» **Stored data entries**
+++++

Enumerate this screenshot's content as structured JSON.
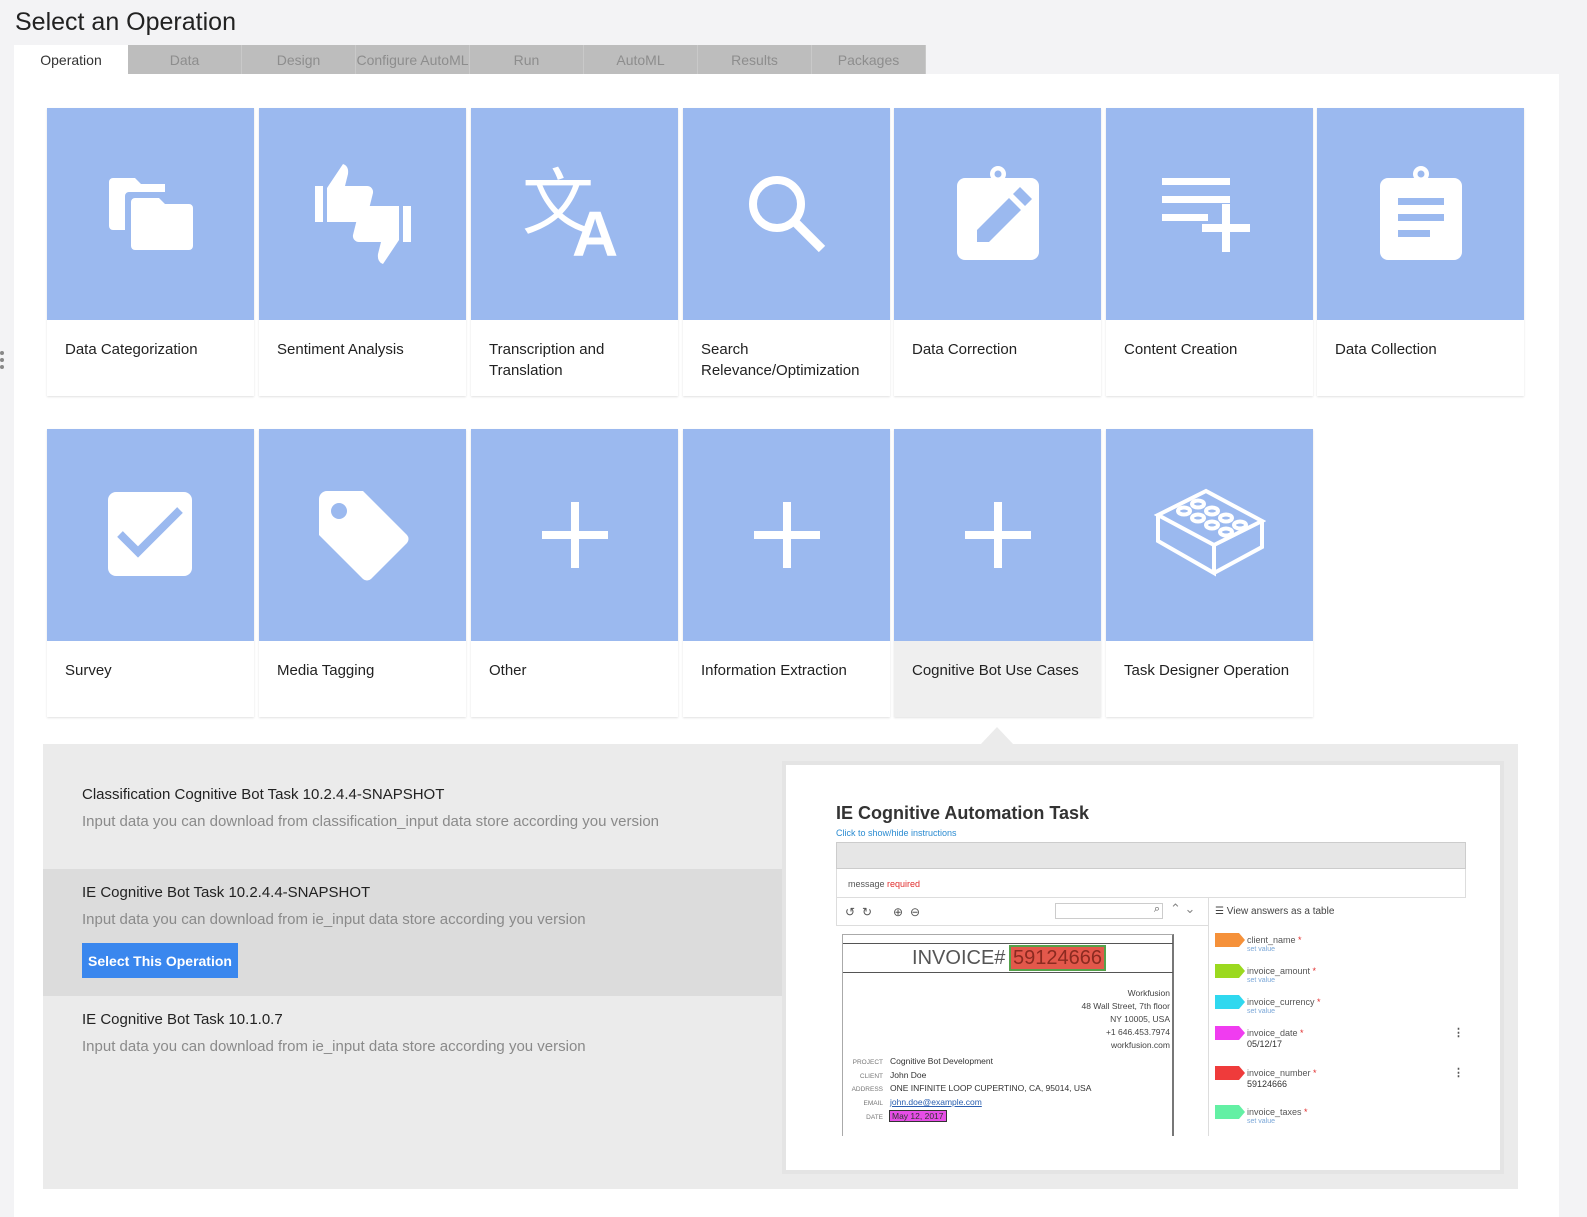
{
  "page": {
    "title": "Select an Operation"
  },
  "tabs": [
    {
      "label": "Operation",
      "active": true
    },
    {
      "label": "Data"
    },
    {
      "label": "Design"
    },
    {
      "label": "Configure AutoML"
    },
    {
      "label": "Run"
    },
    {
      "label": "AutoML"
    },
    {
      "label": "Results"
    },
    {
      "label": "Packages"
    }
  ],
  "operations": [
    {
      "label": "Data Categorization",
      "icon": "folders-icon"
    },
    {
      "label": "Sentiment Analysis",
      "icon": "thumbs-icon"
    },
    {
      "label": "Transcription and Translation",
      "icon": "translate-icon"
    },
    {
      "label": "Search Relevance/Optimization",
      "icon": "search-icon"
    },
    {
      "label": "Data Correction",
      "icon": "clipboard-edit-icon"
    },
    {
      "label": "Content Creation",
      "icon": "playlist-add-icon"
    },
    {
      "label": "Data Collection",
      "icon": "clipboard-list-icon"
    },
    {
      "label": "Survey",
      "icon": "checkbox-icon"
    },
    {
      "label": "Media Tagging",
      "icon": "tag-icon"
    },
    {
      "label": "Other",
      "icon": "plus-icon"
    },
    {
      "label": "Information Extraction",
      "icon": "plus-icon"
    },
    {
      "label": "Cognitive Bot Use Cases",
      "icon": "plus-icon",
      "selected": true
    },
    {
      "label": "Task Designer Operation",
      "icon": "lego-brick-icon"
    }
  ],
  "sub_operations": [
    {
      "title": "Classification Cognitive Bot Task 10.2.4.4-SNAPSHOT",
      "description": "Input data you can download from classification_input data store according you version"
    },
    {
      "title": "IE Cognitive Bot Task 10.2.4.4-SNAPSHOT",
      "description": "Input data you can download from ie_input data store according you version",
      "active": true
    },
    {
      "title": "IE Cognitive Bot Task 10.1.0.7",
      "description": "Input data you can download from ie_input data store according you version"
    }
  ],
  "select_button": {
    "label": "Select This Operation"
  },
  "preview": {
    "title": "IE Cognitive Automation Task",
    "instructions_link": "Click to show/hide instructions",
    "message_label": "message",
    "message_required": "required",
    "side_header": "View answers as a table",
    "invoice": {
      "heading": "INVOICE#",
      "number": "59124666",
      "address_lines": [
        "Workfusion",
        "48 Wall Street, 7th floor",
        "NY 10005, USA",
        "+1 646.453.7974",
        "workfusion.com"
      ],
      "rows": [
        {
          "key": "PROJECT",
          "value": "Cognitive Bot Development"
        },
        {
          "key": "CLIENT",
          "value": "John Doe"
        },
        {
          "key": "ADDRESS",
          "value": "ONE INFINITE LOOP CUPERTINO, CA, 95014, USA"
        },
        {
          "key": "EMAIL",
          "value": "john.doe@example.com"
        },
        {
          "key": "DATE",
          "value": "May 12, 2017"
        }
      ]
    },
    "fields": [
      {
        "name": "client_name",
        "sub": "set value",
        "color": "#f5913a"
      },
      {
        "name": "invoice_amount",
        "sub": "set value",
        "color": "#9bd91f"
      },
      {
        "name": "invoice_currency",
        "sub": "set value",
        "color": "#2fd8ef"
      },
      {
        "name": "invoice_date",
        "value": "05/12/17",
        "color": "#f03cf0"
      },
      {
        "name": "invoice_number",
        "value": "59124666",
        "color": "#ef3b3b"
      },
      {
        "name": "invoice_taxes",
        "sub": "set value",
        "color": "#63f0a4"
      }
    ]
  },
  "colors": {
    "tile": "#9bb9ef",
    "button": "#3a87ee",
    "required": "#e12d2d"
  }
}
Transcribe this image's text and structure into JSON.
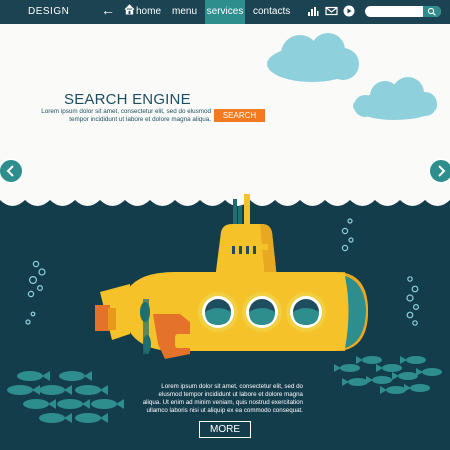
{
  "nav": {
    "brand": "DESIGN",
    "items": [
      "home",
      "menu",
      "services",
      "contacts"
    ],
    "active": "services"
  },
  "search": {
    "value": "",
    "placeholder": ""
  },
  "hero": {
    "title": "SEARCH ENGINE",
    "text": "Lorem ipsum dolor sit amet, consectetur elit, sed do elusmod tempor incididunt ut labore et dolore magna aliqua.",
    "button": "SEARCH"
  },
  "body": {
    "text": "Lorem ipsum dolor sit amet, consectetur elit, sed do elusmod tempor incididunt ut labore et dolore magna aliqua. Ut enim ad minim veniam, quis nostrud exercitation ullamco laboris nisi ut aliquip ex ea commodo consequat.",
    "button": "MORE"
  },
  "colors": {
    "nav_bg": "#1b4352",
    "accent": "#2e8d8d",
    "orange": "#f27b21",
    "sea": "#143d4c",
    "cloud": "#8fd0dd",
    "submarine": "#f6c22a"
  },
  "icons": [
    "back-arrow-icon",
    "home-icon",
    "chart-icon",
    "mail-icon",
    "play-icon",
    "search-icon",
    "chevron-left-icon",
    "chevron-right-icon"
  ]
}
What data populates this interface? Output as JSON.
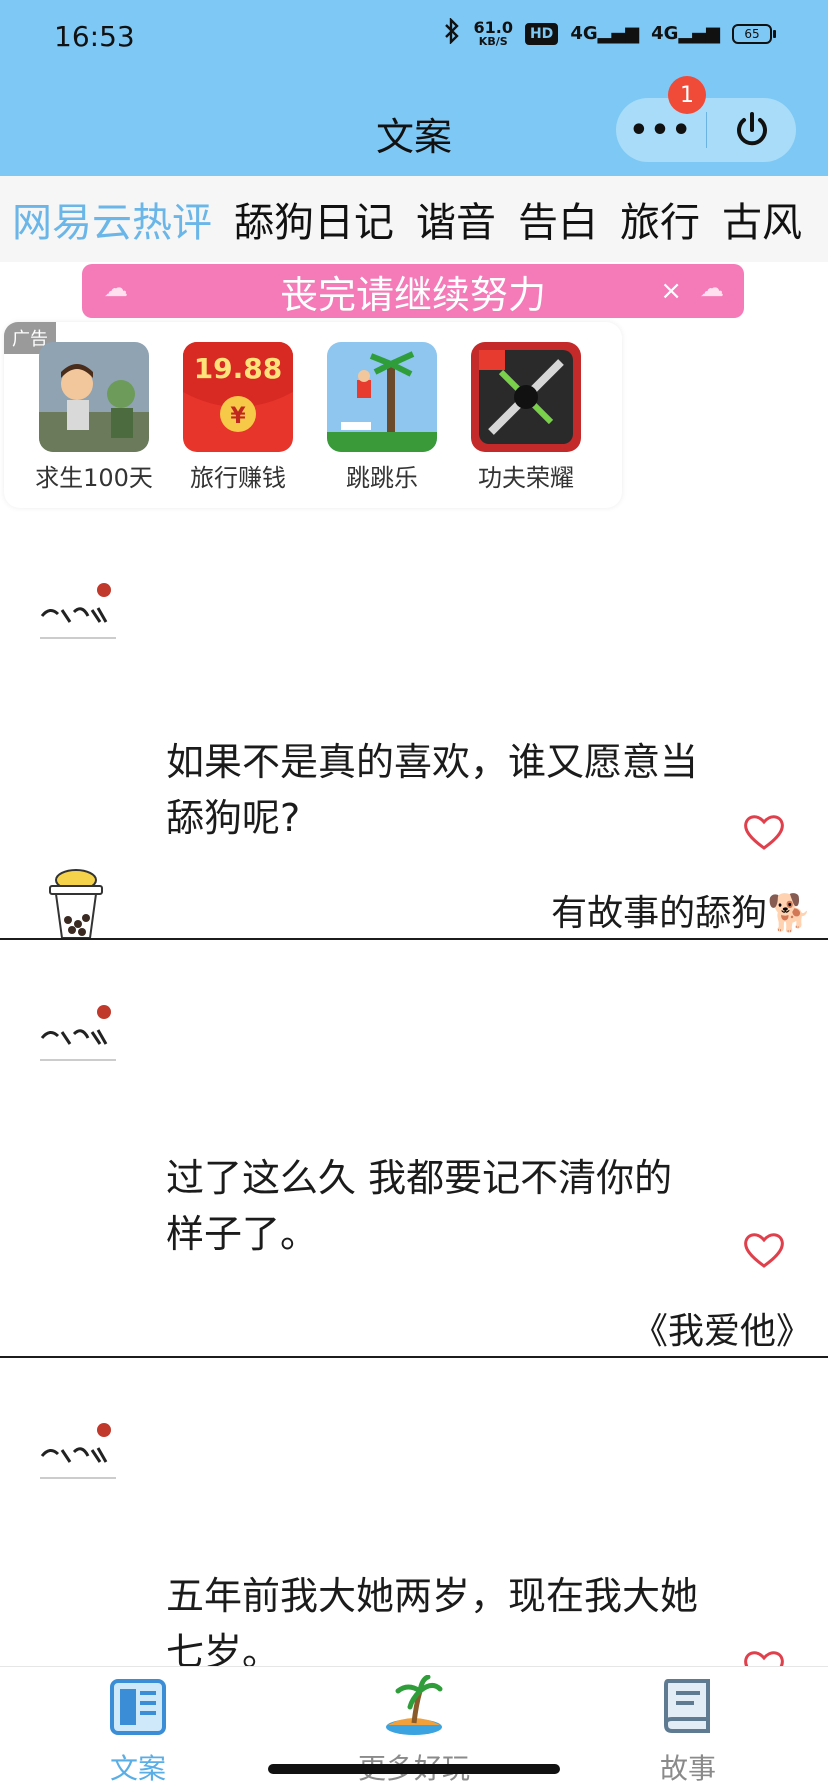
{
  "status_bar": {
    "time": "16:53",
    "bluetooth_icon": "bluetooth-icon",
    "net_speed_value": "61.0",
    "net_speed_unit": "KB/S",
    "hd_label": "HD",
    "signal_1": "4G",
    "signal_2": "4G",
    "battery": "65"
  },
  "header": {
    "title": "文案",
    "menu_dots": "•••",
    "notification_count": "1"
  },
  "tabs": [
    {
      "label": "网易云热评",
      "active": true
    },
    {
      "label": "舔狗日记",
      "active": false
    },
    {
      "label": "谐音",
      "active": false
    },
    {
      "label": "告白",
      "active": false
    },
    {
      "label": "旅行",
      "active": false
    },
    {
      "label": "古风",
      "active": false
    }
  ],
  "banner": {
    "text": "丧完请继续努力",
    "close": "×"
  },
  "ad": {
    "tag": "广告",
    "apps": [
      {
        "label": "求生100天",
        "icon": "survival-game-icon"
      },
      {
        "label": "旅行赚钱",
        "icon": "red-packet-icon",
        "amount": "19.88",
        "currency": "¥"
      },
      {
        "label": "跳跳乐",
        "icon": "jump-game-icon"
      },
      {
        "label": "功夫荣耀",
        "icon": "kungfu-game-icon"
      }
    ]
  },
  "cards": [
    {
      "quote_line1": "如果不是真的喜欢，谁又愿意当",
      "quote_line2": "舔狗呢?",
      "source": "有故事的舔狗🐕"
    },
    {
      "quote_line1": "过了这么久 我都要记不清你的",
      "quote_line2": "样子了。",
      "source": "《我爱他》"
    },
    {
      "quote_line1": "五年前我大她两岁，现在我大她",
      "quote_line2": "七岁。",
      "source": ""
    }
  ],
  "bottom_nav": [
    {
      "label": "文案",
      "icon": "newspaper-icon",
      "active": true
    },
    {
      "label": "更多好玩",
      "icon": "palm-island-icon",
      "active": false
    },
    {
      "label": "故事",
      "icon": "book-icon",
      "active": false
    }
  ],
  "colors": {
    "header_bg": "#7ec8f5",
    "tab_active": "#6ab6e8",
    "banner_bg": "#f47bb8",
    "heart": "#e0404c",
    "badge": "#f04a38"
  }
}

+++++

» **TASK TO CARRY OUT**
Your copy of the data above should match it exactly, except that pictures are left out.

» **OUTPUT BELOW**
Enumerate this screenshot's content as structured JSON.
{
  "page": {
    "title": "Select an Operation"
  },
  "tabs": [
    {
      "label": "Operation",
      "active": true
    },
    {
      "label": "Data"
    },
    {
      "label": "Design"
    },
    {
      "label": "Configure AutoML"
    },
    {
      "label": "Run"
    },
    {
      "label": "AutoML"
    },
    {
      "label": "Results"
    },
    {
      "label": "Packages"
    }
  ],
  "operations": [
    {
      "label": "Data Categorization",
      "icon": "folders-icon"
    },
    {
      "label": "Sentiment Analysis",
      "icon": "thumbs-icon"
    },
    {
      "label": "Transcription and Translation",
      "icon": "translate-icon"
    },
    {
      "label": "Search Relevance/Optimization",
      "icon": "search-icon"
    },
    {
      "label": "Data Correction",
      "icon": "clipboard-edit-icon"
    },
    {
      "label": "Content Creation",
      "icon": "playlist-add-icon"
    },
    {
      "label": "Data Collection",
      "icon": "clipboard-list-icon"
    },
    {
      "label": "Survey",
      "icon": "checkbox-icon"
    },
    {
      "label": "Media Tagging",
      "icon": "tag-icon"
    },
    {
      "label": "Other",
      "icon": "plus-icon"
    },
    {
      "label": "Information Extraction",
      "icon": "plus-icon"
    },
    {
      "label": "Cognitive Bot Use Cases",
      "icon": "plus-icon",
      "selected": true
    },
    {
      "label": "Task Designer Operation",
      "icon": "lego-brick-icon"
    }
  ],
  "sub_operations": [
    {
      "title": "Classification Cognitive Bot Task 10.2.4.4-SNAPSHOT",
      "description": "Input data you can download from classification_input data store according you version"
    },
    {
      "title": "IE Cognitive Bot Task 10.2.4.4-SNAPSHOT",
      "description": "Input data you can download from ie_input data store according you version",
      "active": true
    },
    {
      "title": "IE Cognitive Bot Task 10.1.0.7",
      "description": "Input data you can download from ie_input data store according you version"
    }
  ],
  "select_button": {
    "label": "Select This Operation"
  },
  "preview": {
    "title": "IE Cognitive Automation Task",
    "instructions_link": "Click to show/hide instructions",
    "message_label": "message",
    "message_required": "required",
    "side_header": "View answers as a table",
    "invoice": {
      "heading": "INVOICE#",
      "number": "59124666",
      "address_lines": [
        "Workfusion",
        "48 Wall Street, 7th floor",
        "NY 10005, USA",
        "+1 646.453.7974",
        "workfusion.com"
      ],
      "rows": [
        {
          "key": "PROJECT",
          "value": "Cognitive Bot Development"
        },
        {
          "key": "CLIENT",
          "value": "John Doe"
        },
        {
          "key": "ADDRESS",
          "value": "ONE INFINITE LOOP CUPERTINO, CA, 95014, USA"
        },
        {
          "key": "EMAIL",
          "value": "john.doe@example.com"
        },
        {
          "key": "DATE",
          "value": "May 12, 2017"
        }
      ]
    },
    "fields": [
      {
        "name": "client_name",
        "sub": "set value",
        "color": "#f5913a"
      },
      {
        "name": "invoice_amount",
        "sub": "set value",
        "color": "#9bd91f"
      },
      {
        "name": "invoice_currency",
        "sub": "set value",
        "color": "#2fd8ef"
      },
      {
        "name": "invoice_date",
        "value": "05/12/17",
        "color": "#f03cf0"
      },
      {
        "name": "invoice_number",
        "value": "59124666",
        "color": "#ef3b3b"
      },
      {
        "name": "invoice_taxes",
        "sub": "set value",
        "color": "#63f0a4"
      }
    ]
  },
  "colors": {
    "tile": "#9bb9ef",
    "button": "#3a87ee",
    "required": "#e12d2d"
  }
}
Transcribe this image's text and structure into JSON.
{
  "nav": {
    "brand": "DESIGN",
    "items": [
      "home",
      "menu",
      "services",
      "contacts"
    ],
    "active": "services"
  },
  "search": {
    "value": "",
    "placeholder": ""
  },
  "hero": {
    "title": "SEARCH ENGINE",
    "text": "Lorem ipsum dolor sit amet, consectetur elit, sed do elusmod tempor incididunt ut labore et dolore magna aliqua.",
    "button": "SEARCH"
  },
  "body": {
    "text": "Lorem ipsum dolor sit amet, consectetur elit, sed do elusmod tempor incididunt ut labore et dolore magna aliqua. Ut enim ad minim veniam, quis nostrud exercitation ullamco laboris nisi ut aliquip ex ea commodo consequat.",
    "button": "MORE"
  },
  "colors": {
    "nav_bg": "#1b4352",
    "accent": "#2e8d8d",
    "orange": "#f27b21",
    "sea": "#143d4c",
    "cloud": "#8fd0dd",
    "submarine": "#f6c22a"
  },
  "icons": [
    "back-arrow-icon",
    "home-icon",
    "chart-icon",
    "mail-icon",
    "play-icon",
    "search-icon",
    "chevron-left-icon",
    "chevron-right-icon"
  ]
}
What data populates this interface? Output as JSON.
{
  "status_bar": {
    "time": "16:53",
    "bluetooth_icon": "bluetooth-icon",
    "net_speed_value": "61.0",
    "net_speed_unit": "KB/S",
    "hd_label": "HD",
    "signal_1": "4G",
    "signal_2": "4G",
    "battery": "65"
  },
  "header": {
    "title": "文案",
    "menu_dots": "•••",
    "notification_count": "1"
  },
  "tabs": [
    {
      "label": "网易云热评",
      "active": true
    },
    {
      "label": "舔狗日记",
      "active": false
    },
    {
      "label": "谐音",
      "active": false
    },
    {
      "label": "告白",
      "active": false
    },
    {
      "label": "旅行",
      "active": false
    },
    {
      "label": "古风",
      "active": false
    }
  ],
  "banner": {
    "text": "丧完请继续努力",
    "close": "×"
  },
  "ad": {
    "tag": "广告",
    "apps": [
      {
        "label": "求生100天",
        "icon": "survival-game-icon"
      },
      {
        "label": "旅行赚钱",
        "icon": "red-packet-icon",
        "amount": "19.88",
        "currency": "¥"
      },
      {
        "label": "跳跳乐",
        "icon": "jump-game-icon"
      },
      {
        "label": "功夫荣耀",
        "icon": "kungfu-game-icon"
      }
    ]
  },
  "cards": [
    {
      "quote_line1": "如果不是真的喜欢，谁又愿意当",
      "quote_line2": "舔狗呢?",
      "source": "有故事的舔狗🐕"
    },
    {
      "quote_line1": "过了这么久 我都要记不清你的",
      "quote_line2": "样子了。",
      "source": "《我爱他》"
    },
    {
      "quote_line1": "五年前我大她两岁，现在我大她",
      "quote_line2": "七岁。",
      "source": ""
    }
  ],
  "bottom_nav": [
    {
      "label": "文案",
      "icon": "newspaper-icon",
      "active": true
    },
    {
      "label": "更多好玩",
      "icon": "palm-island-icon",
      "active": false
    },
    {
      "label": "故事",
      "icon": "book-icon",
      "active": false
    }
  ],
  "colors": {
    "header_bg": "#7ec8f5",
    "tab_active": "#6ab6e8",
    "banner_bg": "#f47bb8",
    "heart": "#e0404c",
    "badge": "#f04a38"
  }
}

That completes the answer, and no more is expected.